-- Dataset entries follows --
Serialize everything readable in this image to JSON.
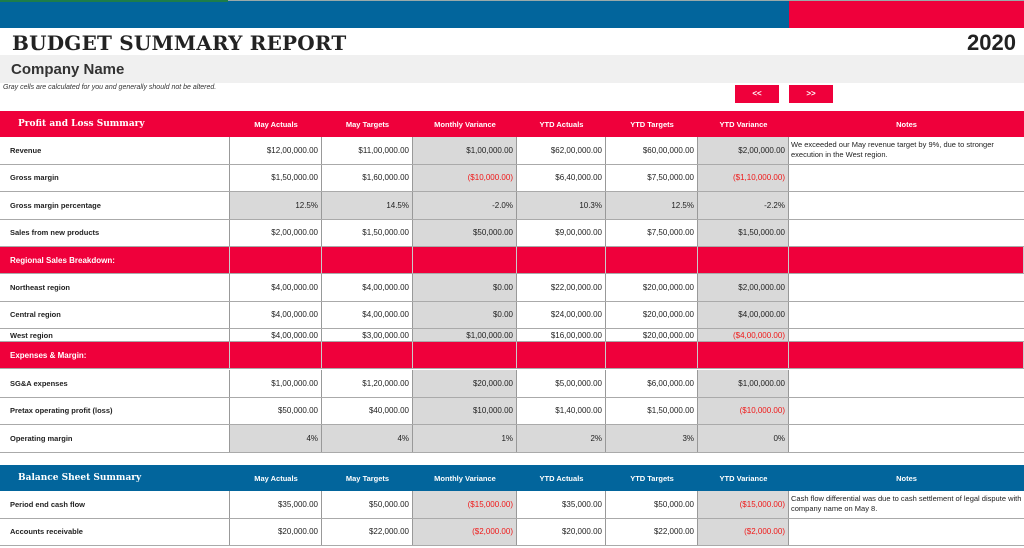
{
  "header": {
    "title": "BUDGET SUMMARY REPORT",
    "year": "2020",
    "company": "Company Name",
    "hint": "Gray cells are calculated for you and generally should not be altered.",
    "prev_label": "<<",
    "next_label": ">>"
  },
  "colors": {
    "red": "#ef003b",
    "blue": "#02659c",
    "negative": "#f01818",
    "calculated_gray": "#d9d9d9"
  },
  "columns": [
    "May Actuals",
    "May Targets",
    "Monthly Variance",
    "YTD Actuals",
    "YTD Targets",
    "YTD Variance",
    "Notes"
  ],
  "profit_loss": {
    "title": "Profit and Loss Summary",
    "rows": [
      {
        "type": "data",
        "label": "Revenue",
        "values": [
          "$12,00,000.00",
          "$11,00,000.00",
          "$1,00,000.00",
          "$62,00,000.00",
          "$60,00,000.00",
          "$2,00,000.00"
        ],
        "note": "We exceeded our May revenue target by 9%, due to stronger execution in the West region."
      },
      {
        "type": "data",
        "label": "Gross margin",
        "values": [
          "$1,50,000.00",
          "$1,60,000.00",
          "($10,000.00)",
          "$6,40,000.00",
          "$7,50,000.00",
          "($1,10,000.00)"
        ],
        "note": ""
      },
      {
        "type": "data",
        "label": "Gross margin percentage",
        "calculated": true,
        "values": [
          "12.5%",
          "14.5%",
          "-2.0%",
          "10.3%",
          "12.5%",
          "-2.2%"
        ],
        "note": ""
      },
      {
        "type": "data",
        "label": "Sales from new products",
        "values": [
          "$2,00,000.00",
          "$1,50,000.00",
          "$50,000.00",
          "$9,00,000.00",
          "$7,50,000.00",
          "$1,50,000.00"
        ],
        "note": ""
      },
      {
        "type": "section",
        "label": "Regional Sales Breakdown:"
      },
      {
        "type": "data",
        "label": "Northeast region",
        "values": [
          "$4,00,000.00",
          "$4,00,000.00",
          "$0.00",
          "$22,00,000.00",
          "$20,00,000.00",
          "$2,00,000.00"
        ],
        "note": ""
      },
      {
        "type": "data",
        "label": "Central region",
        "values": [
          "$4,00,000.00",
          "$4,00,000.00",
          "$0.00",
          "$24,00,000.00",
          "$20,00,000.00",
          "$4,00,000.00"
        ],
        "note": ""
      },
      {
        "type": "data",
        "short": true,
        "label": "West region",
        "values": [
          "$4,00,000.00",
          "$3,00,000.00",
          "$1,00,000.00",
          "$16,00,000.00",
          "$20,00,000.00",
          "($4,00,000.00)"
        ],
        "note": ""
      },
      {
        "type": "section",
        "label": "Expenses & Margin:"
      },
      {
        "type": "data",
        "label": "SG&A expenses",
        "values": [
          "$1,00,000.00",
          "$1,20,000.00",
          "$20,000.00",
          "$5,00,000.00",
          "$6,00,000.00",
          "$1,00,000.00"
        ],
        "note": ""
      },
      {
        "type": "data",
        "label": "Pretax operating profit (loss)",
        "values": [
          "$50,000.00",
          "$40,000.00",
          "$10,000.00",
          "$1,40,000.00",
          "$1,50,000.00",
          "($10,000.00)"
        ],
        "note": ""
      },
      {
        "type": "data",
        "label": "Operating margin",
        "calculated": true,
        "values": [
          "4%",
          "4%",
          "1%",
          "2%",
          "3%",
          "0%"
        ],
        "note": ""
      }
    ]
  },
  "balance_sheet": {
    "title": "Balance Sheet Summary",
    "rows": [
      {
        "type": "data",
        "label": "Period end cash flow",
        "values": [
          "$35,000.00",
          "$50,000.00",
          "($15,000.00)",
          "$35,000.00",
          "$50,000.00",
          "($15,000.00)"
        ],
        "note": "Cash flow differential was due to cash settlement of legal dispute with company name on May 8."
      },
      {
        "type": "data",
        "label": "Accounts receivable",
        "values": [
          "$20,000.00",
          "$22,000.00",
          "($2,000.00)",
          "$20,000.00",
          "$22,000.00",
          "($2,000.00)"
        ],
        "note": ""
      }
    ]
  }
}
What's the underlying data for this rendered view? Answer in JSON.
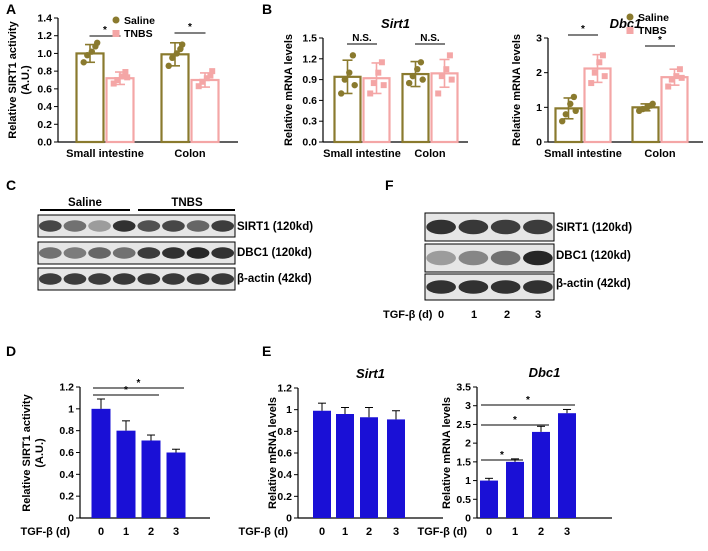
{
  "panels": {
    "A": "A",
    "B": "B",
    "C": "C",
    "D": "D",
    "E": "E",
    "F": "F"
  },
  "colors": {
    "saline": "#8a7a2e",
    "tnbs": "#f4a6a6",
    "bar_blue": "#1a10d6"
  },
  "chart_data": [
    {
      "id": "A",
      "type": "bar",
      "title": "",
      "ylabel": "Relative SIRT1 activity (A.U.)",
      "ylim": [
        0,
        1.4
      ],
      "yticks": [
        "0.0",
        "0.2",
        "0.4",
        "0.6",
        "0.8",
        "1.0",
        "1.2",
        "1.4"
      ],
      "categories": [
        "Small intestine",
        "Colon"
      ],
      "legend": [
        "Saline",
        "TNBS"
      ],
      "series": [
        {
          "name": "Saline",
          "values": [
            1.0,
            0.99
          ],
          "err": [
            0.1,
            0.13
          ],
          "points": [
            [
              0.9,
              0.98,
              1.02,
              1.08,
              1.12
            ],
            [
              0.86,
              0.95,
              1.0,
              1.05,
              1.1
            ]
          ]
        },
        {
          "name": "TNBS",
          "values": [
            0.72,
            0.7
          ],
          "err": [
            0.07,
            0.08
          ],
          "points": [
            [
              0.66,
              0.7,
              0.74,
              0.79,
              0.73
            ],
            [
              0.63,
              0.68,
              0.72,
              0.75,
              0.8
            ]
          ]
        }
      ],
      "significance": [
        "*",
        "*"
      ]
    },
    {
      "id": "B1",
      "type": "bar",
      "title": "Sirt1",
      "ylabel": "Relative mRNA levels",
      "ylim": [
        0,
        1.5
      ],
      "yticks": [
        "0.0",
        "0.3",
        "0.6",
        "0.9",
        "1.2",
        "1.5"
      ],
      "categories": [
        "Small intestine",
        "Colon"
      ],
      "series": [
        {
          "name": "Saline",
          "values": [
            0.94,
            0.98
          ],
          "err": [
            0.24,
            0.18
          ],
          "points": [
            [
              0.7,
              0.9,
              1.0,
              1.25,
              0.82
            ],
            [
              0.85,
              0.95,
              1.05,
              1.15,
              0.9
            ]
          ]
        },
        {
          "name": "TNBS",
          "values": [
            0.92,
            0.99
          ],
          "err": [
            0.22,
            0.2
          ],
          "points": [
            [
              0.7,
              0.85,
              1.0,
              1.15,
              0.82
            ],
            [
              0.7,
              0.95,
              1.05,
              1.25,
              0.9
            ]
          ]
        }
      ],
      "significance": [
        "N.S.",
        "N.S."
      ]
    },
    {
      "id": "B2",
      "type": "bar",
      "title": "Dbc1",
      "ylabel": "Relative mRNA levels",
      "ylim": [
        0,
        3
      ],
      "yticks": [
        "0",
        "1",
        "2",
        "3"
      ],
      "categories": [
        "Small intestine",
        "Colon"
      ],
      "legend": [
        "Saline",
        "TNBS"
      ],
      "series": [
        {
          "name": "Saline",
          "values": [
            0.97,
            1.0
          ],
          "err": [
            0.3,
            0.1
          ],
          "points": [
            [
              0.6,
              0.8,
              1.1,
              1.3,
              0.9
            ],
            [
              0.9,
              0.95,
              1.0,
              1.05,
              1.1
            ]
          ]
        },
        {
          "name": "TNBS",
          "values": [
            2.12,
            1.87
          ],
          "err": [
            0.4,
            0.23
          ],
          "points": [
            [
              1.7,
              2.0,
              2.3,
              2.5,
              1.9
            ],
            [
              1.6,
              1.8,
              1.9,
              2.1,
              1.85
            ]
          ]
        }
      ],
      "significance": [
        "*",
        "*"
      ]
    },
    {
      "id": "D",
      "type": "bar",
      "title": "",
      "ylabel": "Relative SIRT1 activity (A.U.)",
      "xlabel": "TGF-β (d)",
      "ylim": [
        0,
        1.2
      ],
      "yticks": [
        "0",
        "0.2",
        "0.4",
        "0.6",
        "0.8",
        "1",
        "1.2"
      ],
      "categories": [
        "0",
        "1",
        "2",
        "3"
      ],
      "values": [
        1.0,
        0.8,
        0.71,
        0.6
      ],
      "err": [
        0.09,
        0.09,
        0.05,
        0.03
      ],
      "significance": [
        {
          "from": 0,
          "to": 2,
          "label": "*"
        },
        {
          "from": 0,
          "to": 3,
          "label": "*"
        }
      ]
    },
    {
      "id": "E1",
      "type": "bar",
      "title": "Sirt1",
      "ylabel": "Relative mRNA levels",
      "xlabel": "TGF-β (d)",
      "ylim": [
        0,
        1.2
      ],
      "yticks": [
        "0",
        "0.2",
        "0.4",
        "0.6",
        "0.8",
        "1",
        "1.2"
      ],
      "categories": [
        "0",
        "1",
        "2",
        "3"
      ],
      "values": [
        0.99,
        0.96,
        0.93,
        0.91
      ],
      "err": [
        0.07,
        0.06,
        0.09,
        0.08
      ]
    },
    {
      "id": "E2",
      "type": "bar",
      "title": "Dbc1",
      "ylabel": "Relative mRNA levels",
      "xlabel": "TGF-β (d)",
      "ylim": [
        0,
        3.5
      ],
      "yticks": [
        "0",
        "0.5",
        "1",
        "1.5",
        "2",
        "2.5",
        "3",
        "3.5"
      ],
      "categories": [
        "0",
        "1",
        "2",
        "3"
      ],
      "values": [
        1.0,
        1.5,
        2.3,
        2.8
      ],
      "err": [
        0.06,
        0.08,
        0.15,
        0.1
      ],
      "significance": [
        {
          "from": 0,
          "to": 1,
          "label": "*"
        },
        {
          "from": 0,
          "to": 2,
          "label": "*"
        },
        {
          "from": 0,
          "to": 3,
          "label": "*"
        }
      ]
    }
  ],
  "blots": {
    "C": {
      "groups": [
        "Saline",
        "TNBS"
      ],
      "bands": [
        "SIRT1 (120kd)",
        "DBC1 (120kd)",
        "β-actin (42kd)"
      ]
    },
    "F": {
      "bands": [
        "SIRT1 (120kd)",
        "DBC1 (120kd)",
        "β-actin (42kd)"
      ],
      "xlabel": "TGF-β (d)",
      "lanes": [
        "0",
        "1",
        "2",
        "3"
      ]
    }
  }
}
-- Dataset entries concluded --
Task prompt – Note every line of the entries in which "this" appears, and copy it down.

Answer to the exercise –
Serialize everything readable in this image to JSON.
What's the underlying data for this rendered view? Answer in JSON.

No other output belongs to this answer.